Do this: Reproduce every record below exactly as written, leaving out any pictures.

Record excerpts:
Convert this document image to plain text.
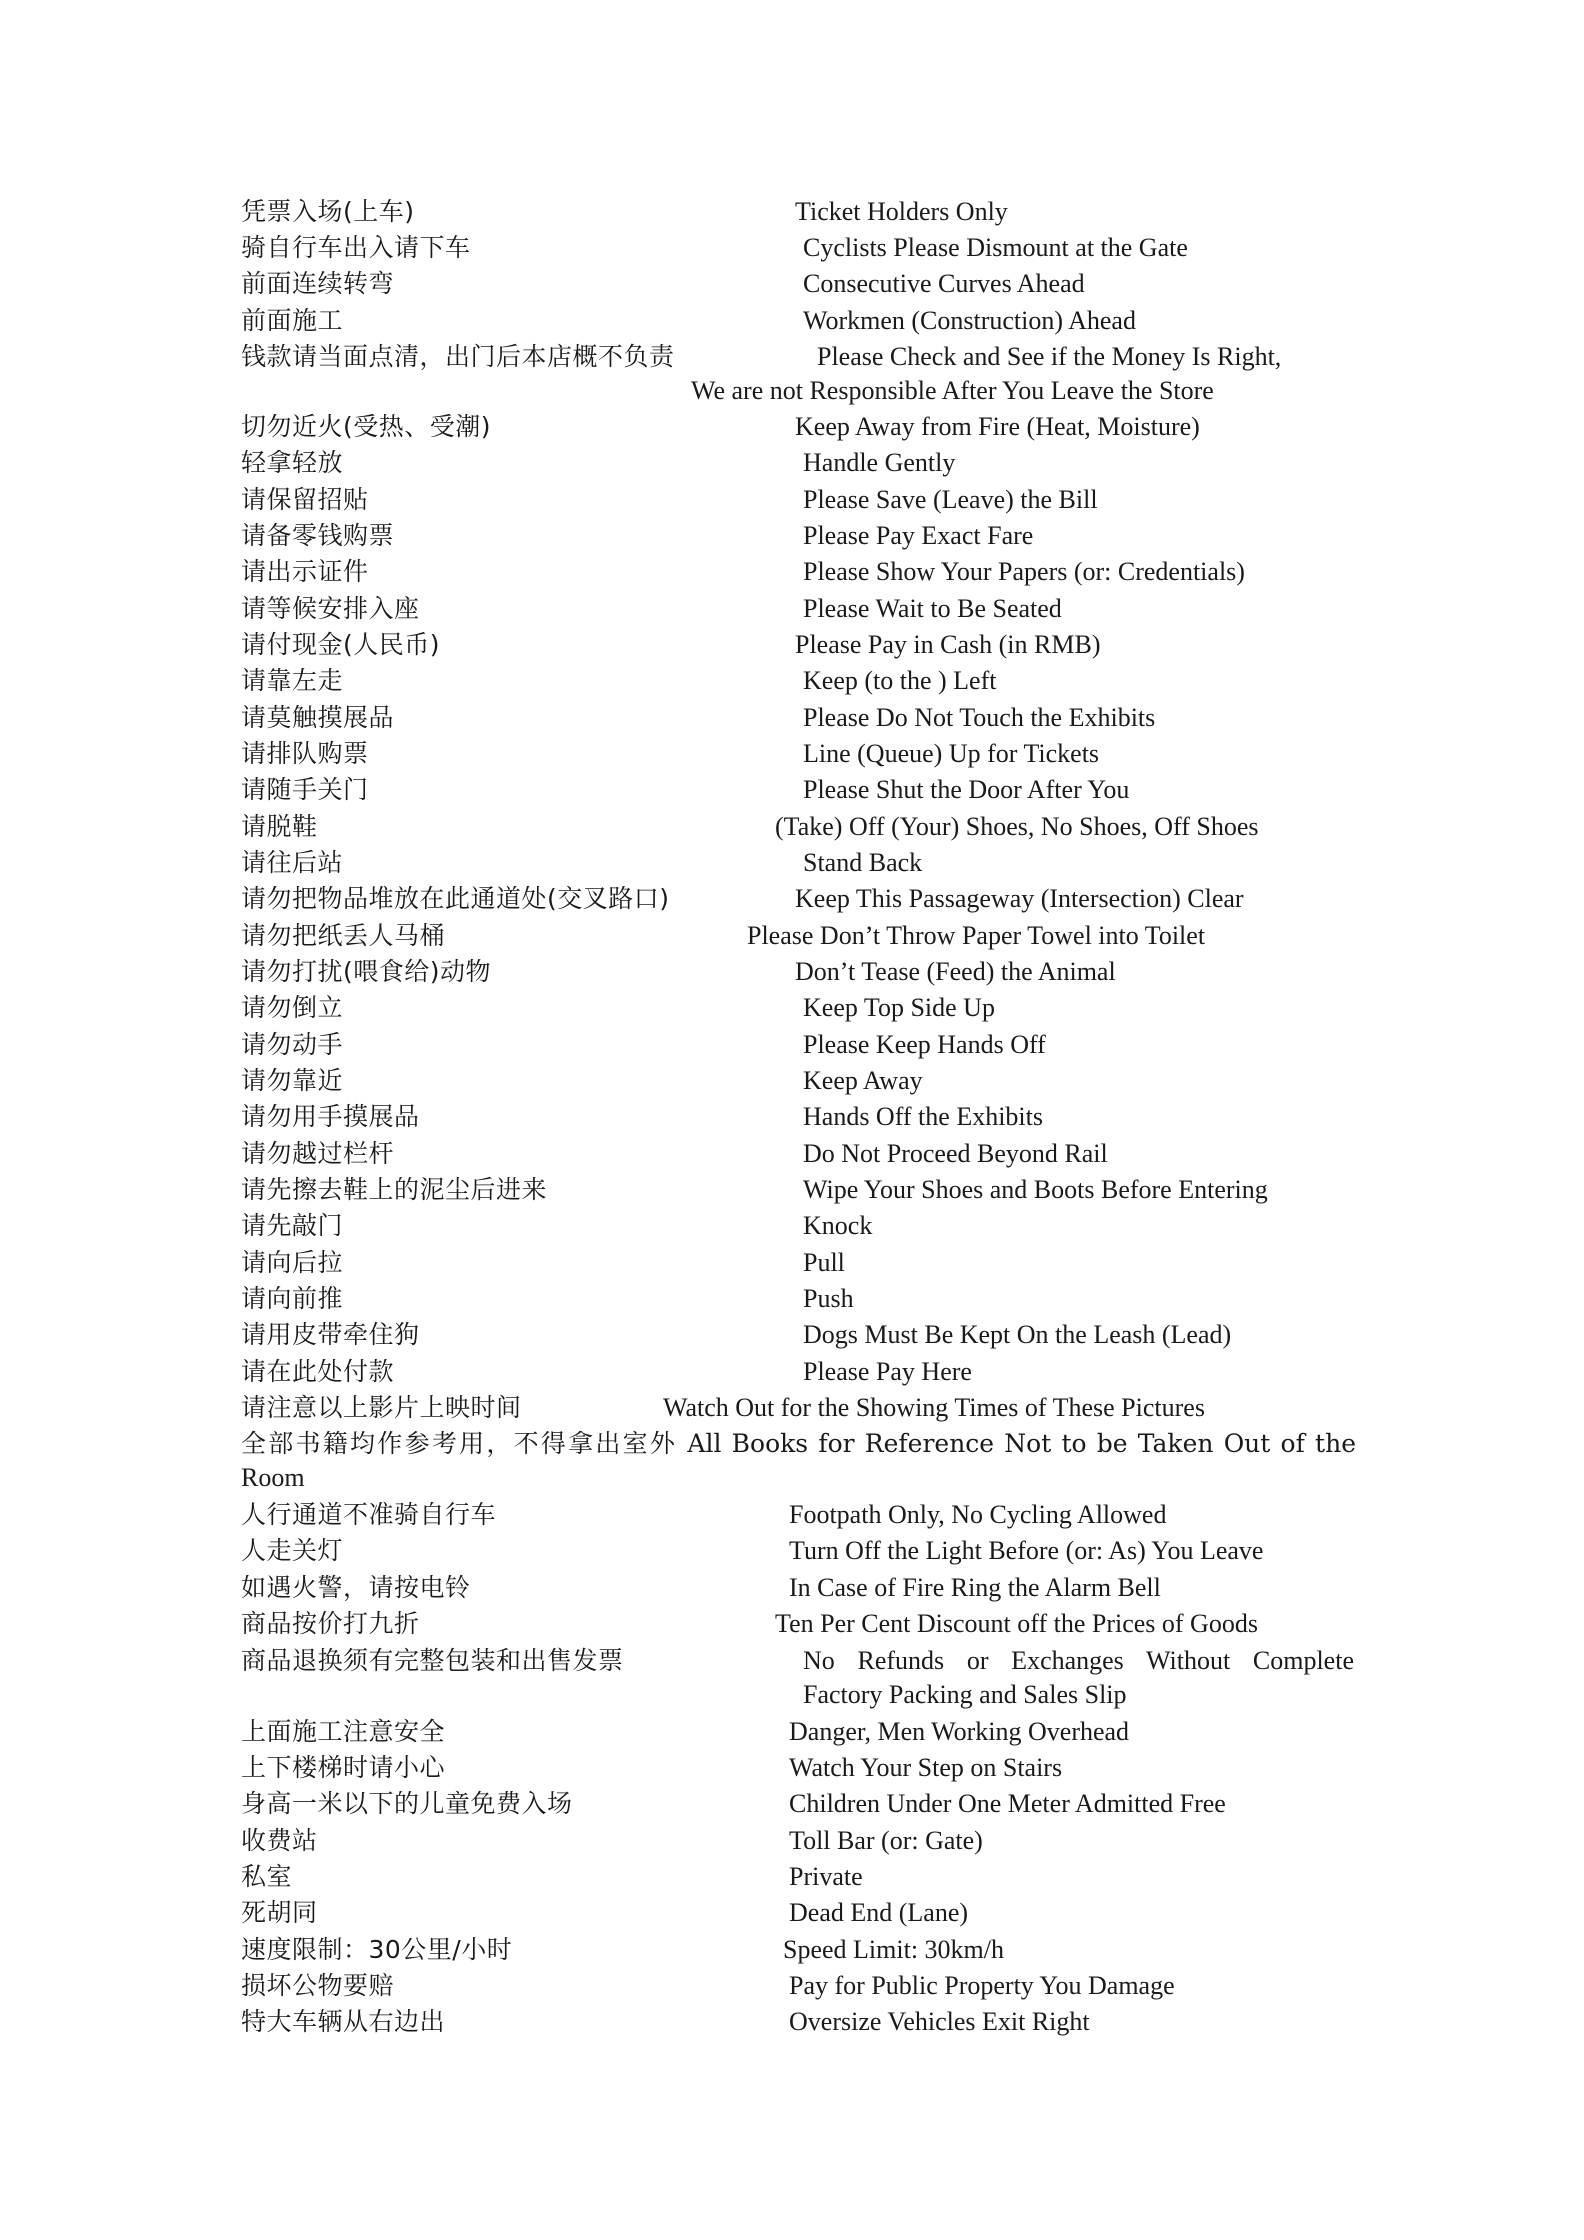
凭票入场(上车)	Ticket Holders Only
骑自行车出入请下车	Cyclists Please Dismount at the Gate
前面连续转弯	Consecutive Curves Ahead
前面施工	Workmen (Construction) Ahead
钱款请当面点清，出门后本店概不负责	Please Check and See if the Money Is Right,
We are not Responsible After You Leave the Store
切勿近火(受热、受潮)	Keep Away from Fire (Heat, Moisture)
轻拿轻放	Handle Gently
请保留招贴	Please Save (Leave) the Bill
请备零钱购票	Please Pay Exact Fare
请出示证件	Please Show Your Papers (or: Credentials)
请等候安排入座	Please Wait to Be Seated
请付现金(人民币)	Please Pay in Cash (in RMB)
请靠左走	Keep (to the ) Left
请莫触摸展品	Please Do Not Touch the Exhibits
请排队购票	Line (Queue) Up for Tickets
请随手关门	Please Shut the Door After You
请脱鞋	(Take) Off (Your) Shoes, No Shoes, Off Shoes
请往后站	Stand Back
请勿把物品堆放在此通道处(交叉路口)	Keep This Passageway (Intersection) Clear
请勿把纸丢人马桶	Please Don’t Throw Paper Towel into Toilet
请勿打扰(喂食给)动物	Don’t Tease (Feed) the Animal
请勿倒立	Keep Top Side Up
请勿动手	Please Keep Hands Off
请勿靠近	Keep Away
请勿用手摸展品	Hands Off the Exhibits
请勿越过栏杆	Do Not Proceed Beyond Rail
请先擦去鞋上的泥尘后进来	Wipe Your Shoes and Boots Before Entering
请先敲门	Knock
请向后拉	Pull
请向前推	Push
请用皮带牵住狗	Dogs Must Be Kept On the Leash (Lead)
请在此处付款	Please Pay Here
请注意以上影片上映时间	Watch Out for the Showing Times of These Pictures
全部书籍均作参考用，不得拿出室外 All Books for Reference Not to be Taken Out of the
Room
人行通道不准骑自行车	Footpath Only, No Cycling Allowed
人走关灯	Turn Off the Light Before (or: As) You Leave
如遇火警，请按电铃	In Case of Fire Ring the Alarm Bell
商品按价打九折	Ten Per Cent Discount off the Prices of Goods
商品退换须有完整包装和出售发票	No Refunds or Exchanges Without Complete
Factory Packing and Sales Slip
上面施工注意安全	Danger, Men Working Overhead
上下楼梯时请小心	Watch Your Step on Stairs
身高一米以下的儿童免费入场	Children Under One Meter Admitted Free
收费站	Toll Bar (or: Gate)
私室	Private
死胡同	Dead End (Lane)
速度限制：30公里/小时	Speed Limit: 30km/h
损坏公物要赔	Pay for Public Property You Damage
特大车辆从右边出	Oversize Vehicles Exit Right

Result for this task:
Convert this document image to plain text.
凭票入场(上车)	Ticket Holders Only
骑自行车出入请下车	Cyclists Please Dismount at the Gate
前面连续转弯	Consecutive Curves Ahead
前面施工	Workmen (Construction) Ahead
钱款请当面点清，出门后本店概不负责	Please Check and See if the Money Is Right,
We are not Responsible After You Leave the Store
切勿近火(受热、受潮)	Keep Away from Fire (Heat, Moisture)
轻拿轻放	Handle Gently
请保留招贴	Please Save (Leave) the Bill
请备零钱购票	Please Pay Exact Fare
请出示证件	Please Show Your Papers (or: Credentials)
请等候安排入座	Please Wait to Be Seated
请付现金(人民币)	Please Pay in Cash (in RMB)
请靠左走	Keep (to the ) Left
请莫触摸展品	Please Do Not Touch the Exhibits
请排队购票	Line (Queue) Up for Tickets
请随手关门	Please Shut the Door After You
请脱鞋	(Take) Off (Your) Shoes, No Shoes, Off Shoes
请往后站	Stand Back
请勿把物品堆放在此通道处(交叉路口)	Keep This Passageway (Intersection) Clear
请勿把纸丢人马桶	Please Don’t Throw Paper Towel into Toilet
请勿打扰(喂食给)动物	Don’t Tease (Feed) the Animal
请勿倒立	Keep Top Side Up
请勿动手	Please Keep Hands Off
请勿靠近	Keep Away
请勿用手摸展品	Hands Off the Exhibits
请勿越过栏杆	Do Not Proceed Beyond Rail
请先擦去鞋上的泥尘后进来	Wipe Your Shoes and Boots Before Entering
请先敲门	Knock
请向后拉	Pull
请向前推	Push
请用皮带牵住狗	Dogs Must Be Kept On the Leash (Lead)
请在此处付款	Please Pay Here
请注意以上影片上映时间	Watch Out for the Showing Times of These Pictures
全部书籍均作参考用，不得拿出室外 All Books for Reference Not to be Taken Out of the
Room
人行通道不准骑自行车	Footpath Only, No Cycling Allowed
人走关灯	Turn Off the Light Before (or: As) You Leave
如遇火警，请按电铃	In Case of Fire Ring the Alarm Bell
商品按价打九折	Ten Per Cent Discount off the Prices of Goods
商品退换须有完整包装和出售发票	No Refunds or Exchanges Without Complete
Factory Packing and Sales Slip
上面施工注意安全	Danger, Men Working Overhead
上下楼梯时请小心	Watch Your Step on Stairs
身高一米以下的儿童免费入场	Children Under One Meter Admitted Free
收费站	Toll Bar (or: Gate)
私室	Private
死胡同	Dead End (Lane)
速度限制：30公里/小时	Speed Limit: 30km/h
损坏公物要赔	Pay for Public Property You Damage
特大车辆从右边出	Oversize Vehicles Exit Right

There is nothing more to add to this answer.